Each record below should be output verbatim, without pictures.

Input for this task ▸
▼▼▼

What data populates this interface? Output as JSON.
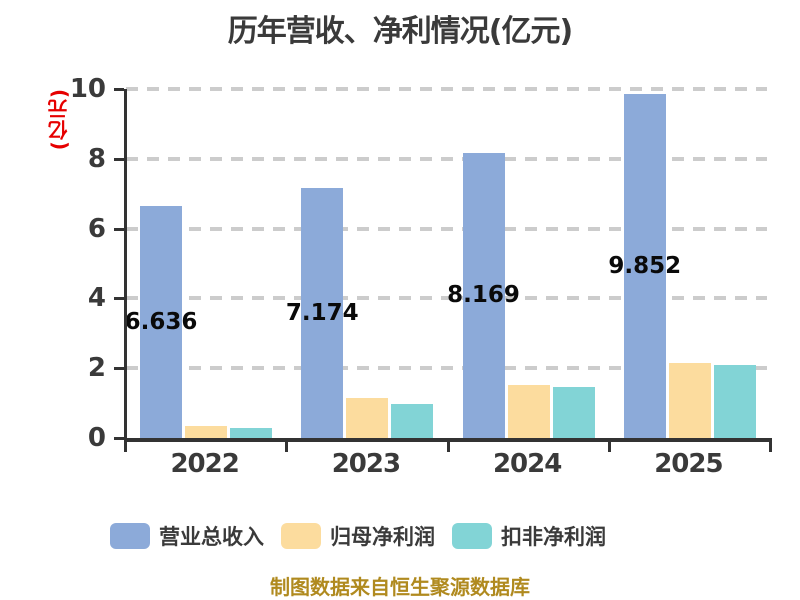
{
  "title": "历年营收、净利情况(亿元)",
  "y_axis_label": "(亿元)",
  "source_note": "制图数据来自恒生聚源数据库",
  "colors": {
    "background": "#ffffff",
    "title_text": "#3a3a3a",
    "axis": "#333333",
    "tick_text": "#3a3a3a",
    "gridline": "#cccccc",
    "y_axis_label_text": "#e60000",
    "data_label_text": "#0a0a0a",
    "source_text": "#b08a1f"
  },
  "chart_data": {
    "type": "bar",
    "title": "历年营收、净利情况(亿元)",
    "xlabel": "",
    "ylabel": "(亿元)",
    "categories": [
      "2022",
      "2023",
      "2024",
      "2025"
    ],
    "series": [
      {
        "name": "营业总收入",
        "color": "#8caad9",
        "values": [
          6.636,
          7.174,
          8.169,
          9.852
        ],
        "labels": [
          "6.636",
          "7.174",
          "8.169",
          "9.852"
        ]
      },
      {
        "name": "归母净利润",
        "color": "#fcdc9e",
        "values": [
          0.33,
          1.14,
          1.51,
          2.15
        ]
      },
      {
        "name": "扣非净利润",
        "color": "#82d4d6",
        "values": [
          0.29,
          0.98,
          1.46,
          2.1
        ]
      }
    ],
    "ylim": [
      0,
      10
    ],
    "y_ticks": [
      0,
      2,
      4,
      6,
      8,
      10
    ],
    "grid": "horizontal-dashed",
    "legend_position": "bottom"
  }
}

▲▲▲

The reply ▸
What data populates this interface? Output as JSON.
{
  "title": "历年营收、净利情况(亿元)",
  "y_axis_label": "(亿元)",
  "source_note": "制图数据来自恒生聚源数据库",
  "colors": {
    "background": "#ffffff",
    "title_text": "#3a3a3a",
    "axis": "#333333",
    "tick_text": "#3a3a3a",
    "gridline": "#cccccc",
    "y_axis_label_text": "#e60000",
    "data_label_text": "#0a0a0a",
    "source_text": "#b08a1f"
  },
  "chart_data": {
    "type": "bar",
    "title": "历年营收、净利情况(亿元)",
    "xlabel": "",
    "ylabel": "(亿元)",
    "categories": [
      "2022",
      "2023",
      "2024",
      "2025"
    ],
    "series": [
      {
        "name": "营业总收入",
        "color": "#8caad9",
        "values": [
          6.636,
          7.174,
          8.169,
          9.852
        ],
        "labels": [
          "6.636",
          "7.174",
          "8.169",
          "9.852"
        ]
      },
      {
        "name": "归母净利润",
        "color": "#fcdc9e",
        "values": [
          0.33,
          1.14,
          1.51,
          2.15
        ]
      },
      {
        "name": "扣非净利润",
        "color": "#82d4d6",
        "values": [
          0.29,
          0.98,
          1.46,
          2.1
        ]
      }
    ],
    "ylim": [
      0,
      10
    ],
    "y_ticks": [
      0,
      2,
      4,
      6,
      8,
      10
    ],
    "grid": "horizontal-dashed",
    "legend_position": "bottom"
  }
}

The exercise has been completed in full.